-------- Records supplied --------
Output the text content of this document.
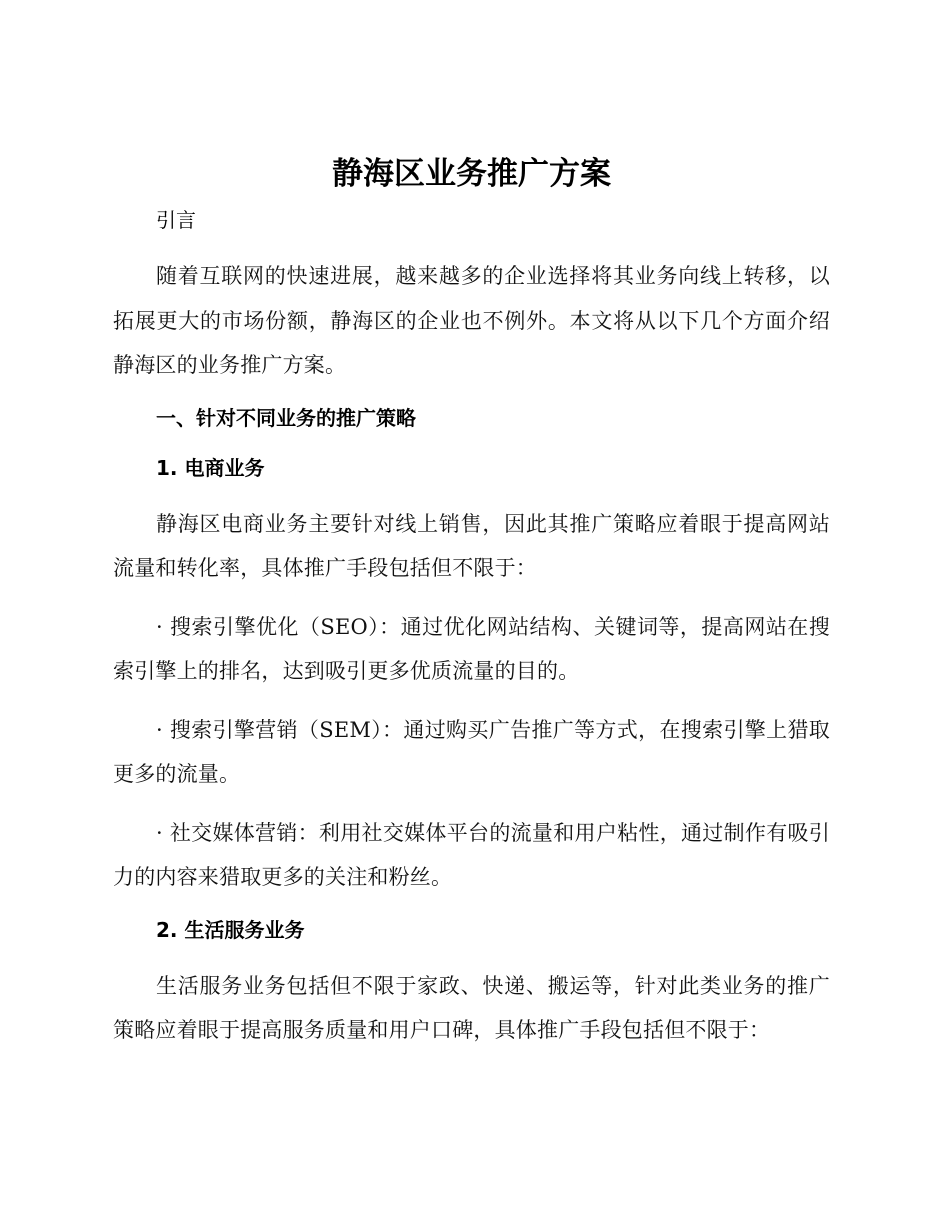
静海区业务推广方案
引言

随着互联网的快速进展，越来越多的企业选择将其业务向线上转移，以拓展更大的市场份额，静海区的企业也不例外。本文将从以下几个方面介绍静海区的业务推广方案。

一、针对不同业务的推广策略
1. 电商业务

静海区电商业务主要针对线上销售，因此其推广策略应着眼于提高网站流量和转化率，具体推广手段包括但不限于：

· 搜索引擎优化（SEO）：通过优化网站结构、关键词等，提高网站在搜索引擎上的排名，达到吸引更多优质流量的目的。

· 搜索引擎营销（SEM）：通过购买广告推广等方式，在搜索引擎上猎取更多的流量。

· 社交媒体营销：利用社交媒体平台的流量和用户粘性，通过制作有吸引力的内容来猎取更多的关注和粉丝。

2. 生活服务业务

生活服务业务包括但不限于家政、快递、搬运等，针对此类业务的推广策略应着眼于提高服务质量和用户口碑，具体推广手段包括但不限于：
--------
> _Exercise task_
Copy each line in the data that holds the word "具体推广手段包括但不限于".

> _Exercise output_
静海区电商业务主要针对线上销售，因此其推广策略应着眼于提高网站流量和转化率，具体推广手段包括但不限于：
生活服务业务包括但不限于家政、快递、搬运等，针对此类业务的推广策略应着眼于提高服务质量和用户口碑，具体推广手段包括但不限于：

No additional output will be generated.